[Figure record extracts]

***

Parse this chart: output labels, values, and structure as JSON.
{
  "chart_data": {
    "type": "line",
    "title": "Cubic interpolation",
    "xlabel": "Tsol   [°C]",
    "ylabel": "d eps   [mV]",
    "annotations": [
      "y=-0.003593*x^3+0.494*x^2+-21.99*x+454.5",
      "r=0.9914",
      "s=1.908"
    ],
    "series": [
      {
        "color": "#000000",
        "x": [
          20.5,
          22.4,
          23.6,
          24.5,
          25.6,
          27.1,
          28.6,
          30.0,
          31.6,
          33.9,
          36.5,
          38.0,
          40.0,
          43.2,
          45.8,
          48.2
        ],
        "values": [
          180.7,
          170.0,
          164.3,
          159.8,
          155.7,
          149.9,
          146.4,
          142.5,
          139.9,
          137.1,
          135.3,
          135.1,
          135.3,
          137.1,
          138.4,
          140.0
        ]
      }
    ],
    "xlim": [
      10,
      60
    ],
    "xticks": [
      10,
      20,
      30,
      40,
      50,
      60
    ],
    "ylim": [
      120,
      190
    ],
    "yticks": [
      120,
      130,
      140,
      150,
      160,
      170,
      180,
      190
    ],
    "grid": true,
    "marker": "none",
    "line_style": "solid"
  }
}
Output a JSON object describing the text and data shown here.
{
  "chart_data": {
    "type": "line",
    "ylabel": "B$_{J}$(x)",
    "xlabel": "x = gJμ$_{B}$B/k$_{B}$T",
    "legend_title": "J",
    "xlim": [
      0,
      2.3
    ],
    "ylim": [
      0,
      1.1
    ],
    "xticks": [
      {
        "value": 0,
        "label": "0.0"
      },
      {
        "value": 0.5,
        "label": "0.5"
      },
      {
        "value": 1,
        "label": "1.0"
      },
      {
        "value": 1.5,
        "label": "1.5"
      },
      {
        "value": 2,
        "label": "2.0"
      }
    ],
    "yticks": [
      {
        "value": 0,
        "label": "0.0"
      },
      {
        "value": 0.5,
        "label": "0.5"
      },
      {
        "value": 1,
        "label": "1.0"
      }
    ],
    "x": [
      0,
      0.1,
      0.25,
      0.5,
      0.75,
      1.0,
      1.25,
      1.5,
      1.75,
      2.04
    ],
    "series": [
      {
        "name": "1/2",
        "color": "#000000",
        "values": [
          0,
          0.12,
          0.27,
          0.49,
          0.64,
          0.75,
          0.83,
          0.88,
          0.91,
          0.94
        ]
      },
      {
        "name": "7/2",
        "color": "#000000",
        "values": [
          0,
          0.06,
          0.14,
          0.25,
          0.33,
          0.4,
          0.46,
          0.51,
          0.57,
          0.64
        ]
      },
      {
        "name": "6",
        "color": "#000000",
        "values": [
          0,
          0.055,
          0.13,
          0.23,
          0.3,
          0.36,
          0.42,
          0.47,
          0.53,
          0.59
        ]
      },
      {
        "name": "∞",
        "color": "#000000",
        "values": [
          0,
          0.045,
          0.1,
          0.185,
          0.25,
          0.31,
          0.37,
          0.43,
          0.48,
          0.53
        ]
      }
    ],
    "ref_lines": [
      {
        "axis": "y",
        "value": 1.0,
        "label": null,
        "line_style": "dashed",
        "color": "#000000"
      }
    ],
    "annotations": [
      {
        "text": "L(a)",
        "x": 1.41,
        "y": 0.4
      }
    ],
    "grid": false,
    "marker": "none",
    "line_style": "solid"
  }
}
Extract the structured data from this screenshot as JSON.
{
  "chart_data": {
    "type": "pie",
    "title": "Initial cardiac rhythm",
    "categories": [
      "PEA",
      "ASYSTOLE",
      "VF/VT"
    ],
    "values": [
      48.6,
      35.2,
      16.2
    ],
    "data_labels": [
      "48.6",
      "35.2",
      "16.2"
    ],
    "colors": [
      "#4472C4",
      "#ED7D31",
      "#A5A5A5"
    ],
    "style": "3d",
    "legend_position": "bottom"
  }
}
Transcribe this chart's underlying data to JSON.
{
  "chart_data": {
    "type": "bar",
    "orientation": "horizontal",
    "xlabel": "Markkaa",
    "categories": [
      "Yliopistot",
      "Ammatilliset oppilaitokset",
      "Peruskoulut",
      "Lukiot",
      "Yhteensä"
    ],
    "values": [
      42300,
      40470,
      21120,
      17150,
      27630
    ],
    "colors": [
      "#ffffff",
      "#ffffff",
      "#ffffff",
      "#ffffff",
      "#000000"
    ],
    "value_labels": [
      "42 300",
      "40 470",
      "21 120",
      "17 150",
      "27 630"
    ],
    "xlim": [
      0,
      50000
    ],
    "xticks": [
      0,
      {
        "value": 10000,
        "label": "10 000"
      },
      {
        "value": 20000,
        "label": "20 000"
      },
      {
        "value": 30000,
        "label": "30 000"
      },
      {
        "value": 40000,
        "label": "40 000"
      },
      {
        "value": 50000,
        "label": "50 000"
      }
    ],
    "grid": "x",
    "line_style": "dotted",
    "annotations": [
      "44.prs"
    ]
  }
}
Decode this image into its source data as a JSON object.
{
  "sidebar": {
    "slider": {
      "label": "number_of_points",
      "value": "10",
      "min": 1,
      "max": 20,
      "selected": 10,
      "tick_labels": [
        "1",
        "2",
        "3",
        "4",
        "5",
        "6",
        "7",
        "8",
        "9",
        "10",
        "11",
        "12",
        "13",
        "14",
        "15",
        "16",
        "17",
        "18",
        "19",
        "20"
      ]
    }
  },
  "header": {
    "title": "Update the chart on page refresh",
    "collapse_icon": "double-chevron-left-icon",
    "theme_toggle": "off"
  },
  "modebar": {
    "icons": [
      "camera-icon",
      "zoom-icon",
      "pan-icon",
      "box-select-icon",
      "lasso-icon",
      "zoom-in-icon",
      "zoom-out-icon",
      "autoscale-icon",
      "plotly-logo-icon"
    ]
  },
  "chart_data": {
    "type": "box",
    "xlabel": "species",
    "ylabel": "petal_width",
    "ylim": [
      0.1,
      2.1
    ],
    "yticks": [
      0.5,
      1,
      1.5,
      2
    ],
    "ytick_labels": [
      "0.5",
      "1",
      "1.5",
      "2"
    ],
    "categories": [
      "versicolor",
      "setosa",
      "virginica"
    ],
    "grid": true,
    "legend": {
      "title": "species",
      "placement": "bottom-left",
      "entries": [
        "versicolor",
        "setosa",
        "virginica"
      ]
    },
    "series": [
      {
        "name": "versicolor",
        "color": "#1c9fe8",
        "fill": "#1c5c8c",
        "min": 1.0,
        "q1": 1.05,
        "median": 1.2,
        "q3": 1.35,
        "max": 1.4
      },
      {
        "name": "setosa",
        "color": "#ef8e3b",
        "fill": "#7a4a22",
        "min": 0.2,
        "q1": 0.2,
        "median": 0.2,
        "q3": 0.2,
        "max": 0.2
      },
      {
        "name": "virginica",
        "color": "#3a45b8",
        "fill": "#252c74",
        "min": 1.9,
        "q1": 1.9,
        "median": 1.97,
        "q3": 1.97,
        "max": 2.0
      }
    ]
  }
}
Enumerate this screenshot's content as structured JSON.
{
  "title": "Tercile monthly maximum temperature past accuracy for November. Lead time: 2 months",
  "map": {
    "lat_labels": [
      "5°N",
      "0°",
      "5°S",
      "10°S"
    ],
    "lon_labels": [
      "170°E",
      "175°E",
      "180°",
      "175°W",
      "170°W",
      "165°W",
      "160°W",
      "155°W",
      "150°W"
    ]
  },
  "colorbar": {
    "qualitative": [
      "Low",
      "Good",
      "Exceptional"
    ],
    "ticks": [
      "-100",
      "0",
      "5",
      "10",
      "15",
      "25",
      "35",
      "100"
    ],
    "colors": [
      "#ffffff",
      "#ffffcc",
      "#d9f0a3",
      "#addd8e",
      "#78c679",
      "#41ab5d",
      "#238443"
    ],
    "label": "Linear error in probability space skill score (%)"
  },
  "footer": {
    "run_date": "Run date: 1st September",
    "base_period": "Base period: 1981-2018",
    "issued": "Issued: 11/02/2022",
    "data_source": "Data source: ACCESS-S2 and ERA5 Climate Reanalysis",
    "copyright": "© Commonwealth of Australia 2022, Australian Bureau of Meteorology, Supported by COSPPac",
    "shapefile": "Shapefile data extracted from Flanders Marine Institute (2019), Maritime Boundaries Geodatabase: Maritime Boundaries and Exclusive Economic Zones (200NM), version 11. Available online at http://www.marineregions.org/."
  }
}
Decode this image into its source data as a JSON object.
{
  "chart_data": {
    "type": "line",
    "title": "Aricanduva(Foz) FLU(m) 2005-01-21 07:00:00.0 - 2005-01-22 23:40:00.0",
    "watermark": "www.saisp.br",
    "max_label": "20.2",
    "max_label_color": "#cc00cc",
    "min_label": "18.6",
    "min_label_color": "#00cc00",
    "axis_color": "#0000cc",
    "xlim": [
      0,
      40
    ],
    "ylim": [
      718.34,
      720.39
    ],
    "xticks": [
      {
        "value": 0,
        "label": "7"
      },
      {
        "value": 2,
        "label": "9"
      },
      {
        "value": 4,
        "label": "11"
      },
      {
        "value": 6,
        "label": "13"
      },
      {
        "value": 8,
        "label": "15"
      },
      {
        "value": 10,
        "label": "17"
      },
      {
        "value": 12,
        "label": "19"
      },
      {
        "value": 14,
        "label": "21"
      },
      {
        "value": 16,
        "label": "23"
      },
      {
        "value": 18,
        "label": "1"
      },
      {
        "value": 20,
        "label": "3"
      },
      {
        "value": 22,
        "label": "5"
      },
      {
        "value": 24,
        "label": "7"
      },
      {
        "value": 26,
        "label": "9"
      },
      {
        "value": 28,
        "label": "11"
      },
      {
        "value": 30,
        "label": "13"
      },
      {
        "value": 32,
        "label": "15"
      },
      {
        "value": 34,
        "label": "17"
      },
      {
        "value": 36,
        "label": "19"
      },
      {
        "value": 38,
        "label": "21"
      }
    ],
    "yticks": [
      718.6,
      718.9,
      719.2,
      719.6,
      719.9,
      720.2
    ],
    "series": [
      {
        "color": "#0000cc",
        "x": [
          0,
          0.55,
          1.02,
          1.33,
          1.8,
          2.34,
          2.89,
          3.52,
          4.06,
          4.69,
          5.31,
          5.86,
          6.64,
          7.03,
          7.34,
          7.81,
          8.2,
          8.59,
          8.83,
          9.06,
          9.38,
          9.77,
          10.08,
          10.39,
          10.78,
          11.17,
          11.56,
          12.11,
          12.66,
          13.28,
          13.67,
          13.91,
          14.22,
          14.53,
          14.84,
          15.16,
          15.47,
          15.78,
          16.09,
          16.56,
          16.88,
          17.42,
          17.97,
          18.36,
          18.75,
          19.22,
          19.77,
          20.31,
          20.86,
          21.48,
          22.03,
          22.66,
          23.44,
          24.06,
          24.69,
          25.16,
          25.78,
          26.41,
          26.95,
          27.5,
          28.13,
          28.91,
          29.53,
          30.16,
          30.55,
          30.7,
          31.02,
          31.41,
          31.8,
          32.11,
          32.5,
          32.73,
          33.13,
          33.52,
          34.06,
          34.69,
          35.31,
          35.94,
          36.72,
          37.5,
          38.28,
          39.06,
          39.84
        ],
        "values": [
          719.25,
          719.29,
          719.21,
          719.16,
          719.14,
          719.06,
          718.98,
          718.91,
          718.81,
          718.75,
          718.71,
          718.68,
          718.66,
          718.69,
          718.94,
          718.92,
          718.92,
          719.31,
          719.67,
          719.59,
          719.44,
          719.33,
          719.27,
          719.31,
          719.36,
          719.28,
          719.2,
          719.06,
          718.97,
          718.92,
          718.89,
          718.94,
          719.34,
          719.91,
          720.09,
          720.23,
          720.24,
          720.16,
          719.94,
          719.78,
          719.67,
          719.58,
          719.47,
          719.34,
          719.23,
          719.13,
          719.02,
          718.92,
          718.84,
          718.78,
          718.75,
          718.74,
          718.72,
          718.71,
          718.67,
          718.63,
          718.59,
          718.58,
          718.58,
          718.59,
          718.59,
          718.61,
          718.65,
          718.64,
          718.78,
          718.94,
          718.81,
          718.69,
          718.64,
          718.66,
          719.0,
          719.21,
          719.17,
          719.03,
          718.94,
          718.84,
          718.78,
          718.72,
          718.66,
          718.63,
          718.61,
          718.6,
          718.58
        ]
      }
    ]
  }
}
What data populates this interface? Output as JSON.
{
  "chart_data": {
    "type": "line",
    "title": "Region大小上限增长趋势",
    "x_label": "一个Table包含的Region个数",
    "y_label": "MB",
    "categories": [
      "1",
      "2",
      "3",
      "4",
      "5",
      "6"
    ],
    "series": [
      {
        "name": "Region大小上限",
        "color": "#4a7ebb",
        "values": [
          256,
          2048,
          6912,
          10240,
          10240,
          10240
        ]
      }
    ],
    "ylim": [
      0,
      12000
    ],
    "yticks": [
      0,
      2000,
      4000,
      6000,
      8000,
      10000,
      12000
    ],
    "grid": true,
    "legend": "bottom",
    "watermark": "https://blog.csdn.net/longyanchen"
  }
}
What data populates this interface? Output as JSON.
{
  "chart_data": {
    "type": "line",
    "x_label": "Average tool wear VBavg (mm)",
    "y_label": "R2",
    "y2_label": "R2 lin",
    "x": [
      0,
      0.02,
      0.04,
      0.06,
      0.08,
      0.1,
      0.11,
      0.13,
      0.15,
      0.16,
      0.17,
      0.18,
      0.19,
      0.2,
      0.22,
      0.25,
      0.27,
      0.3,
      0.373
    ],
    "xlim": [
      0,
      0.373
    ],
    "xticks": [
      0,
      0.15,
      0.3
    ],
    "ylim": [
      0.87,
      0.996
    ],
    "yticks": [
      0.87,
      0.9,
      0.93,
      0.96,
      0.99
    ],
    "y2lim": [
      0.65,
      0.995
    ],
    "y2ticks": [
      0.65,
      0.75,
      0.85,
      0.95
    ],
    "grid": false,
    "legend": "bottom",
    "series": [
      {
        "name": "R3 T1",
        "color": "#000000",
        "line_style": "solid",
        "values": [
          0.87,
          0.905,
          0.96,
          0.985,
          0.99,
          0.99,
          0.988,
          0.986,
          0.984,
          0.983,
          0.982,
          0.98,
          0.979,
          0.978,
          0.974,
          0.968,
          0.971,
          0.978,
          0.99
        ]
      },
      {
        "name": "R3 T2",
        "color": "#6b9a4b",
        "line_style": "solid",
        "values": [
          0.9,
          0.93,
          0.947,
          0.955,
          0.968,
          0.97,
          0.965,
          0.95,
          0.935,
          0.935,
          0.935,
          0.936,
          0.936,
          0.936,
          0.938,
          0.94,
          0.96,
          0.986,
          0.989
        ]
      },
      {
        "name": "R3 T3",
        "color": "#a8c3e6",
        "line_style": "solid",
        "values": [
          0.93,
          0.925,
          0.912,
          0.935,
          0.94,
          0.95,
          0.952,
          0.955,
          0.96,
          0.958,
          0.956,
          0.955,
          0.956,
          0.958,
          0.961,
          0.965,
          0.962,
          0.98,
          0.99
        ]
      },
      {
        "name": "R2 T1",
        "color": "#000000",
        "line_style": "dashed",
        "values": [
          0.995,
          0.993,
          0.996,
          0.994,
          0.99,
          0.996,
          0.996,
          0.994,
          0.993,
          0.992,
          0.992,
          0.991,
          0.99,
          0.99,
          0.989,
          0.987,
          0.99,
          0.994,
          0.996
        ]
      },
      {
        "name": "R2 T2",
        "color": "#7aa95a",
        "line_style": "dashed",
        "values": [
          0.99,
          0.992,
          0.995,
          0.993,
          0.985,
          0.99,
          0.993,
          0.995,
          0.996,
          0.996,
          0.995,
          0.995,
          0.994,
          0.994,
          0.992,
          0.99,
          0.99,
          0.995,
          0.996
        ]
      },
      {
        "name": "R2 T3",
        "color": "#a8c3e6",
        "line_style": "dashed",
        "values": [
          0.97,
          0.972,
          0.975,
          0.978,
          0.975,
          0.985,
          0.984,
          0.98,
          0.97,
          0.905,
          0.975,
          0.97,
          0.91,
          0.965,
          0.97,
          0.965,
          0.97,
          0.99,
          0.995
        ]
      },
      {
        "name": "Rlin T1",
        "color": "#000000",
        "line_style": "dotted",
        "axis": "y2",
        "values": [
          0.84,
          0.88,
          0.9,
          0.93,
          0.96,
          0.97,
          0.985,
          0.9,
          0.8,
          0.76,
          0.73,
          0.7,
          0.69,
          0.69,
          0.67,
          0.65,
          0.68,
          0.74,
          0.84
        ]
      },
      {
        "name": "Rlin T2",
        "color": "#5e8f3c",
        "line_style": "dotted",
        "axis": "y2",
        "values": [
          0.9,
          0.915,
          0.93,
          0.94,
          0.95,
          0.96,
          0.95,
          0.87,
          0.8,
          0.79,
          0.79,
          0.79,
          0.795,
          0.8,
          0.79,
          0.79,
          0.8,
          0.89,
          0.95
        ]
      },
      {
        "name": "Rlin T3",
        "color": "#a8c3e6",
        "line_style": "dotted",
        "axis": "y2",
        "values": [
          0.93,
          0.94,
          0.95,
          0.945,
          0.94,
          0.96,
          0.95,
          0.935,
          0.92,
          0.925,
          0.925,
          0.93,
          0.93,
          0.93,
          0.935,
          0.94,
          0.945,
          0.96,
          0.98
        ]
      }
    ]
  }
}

***

Gather from the records above every line containing the string "virginica".

Exercise result.
      "virginica"
        "virginica"
        "name": "virginica",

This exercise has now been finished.